Work required
Repeat the listing in full, word for word.
++++ Input rows ++++
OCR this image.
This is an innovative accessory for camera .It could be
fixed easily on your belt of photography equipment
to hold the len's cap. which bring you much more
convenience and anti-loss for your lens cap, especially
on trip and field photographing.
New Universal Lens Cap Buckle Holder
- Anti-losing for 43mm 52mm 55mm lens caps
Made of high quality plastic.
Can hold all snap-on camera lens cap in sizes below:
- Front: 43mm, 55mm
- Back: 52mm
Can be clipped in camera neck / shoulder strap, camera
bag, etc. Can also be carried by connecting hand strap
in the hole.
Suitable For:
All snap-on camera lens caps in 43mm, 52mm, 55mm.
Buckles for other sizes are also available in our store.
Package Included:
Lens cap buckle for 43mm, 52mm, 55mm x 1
++++
Result
OCR this image.
This is an innovative accessory for camera .It could be
fixed easily on your belt of photography equipment
to hold the len's cap. which bring you much more
convenience and anti-loss for your lens cap, especially
on trip and field photographing.
New Universal Lens Cap Buckle Holder
- Anti-losing for 43mm 52mm 55mm lens caps
Made of high quality plastic.
Can hold all snap-on camera lens cap in sizes below:
- Front: 43mm, 55mm
- Back: 52mm
Can be clipped in camera neck / shoulder strap, camera
bag, etc. Can also be carried by connecting hand strap
in the hole.
Suitable For:
All snap-on camera lens caps in 43mm, 52mm, 55mm.
Buckles for other sizes are also available in our store.
Package Included:
Lens cap buckle for 43mm, 52mm, 55mm x 1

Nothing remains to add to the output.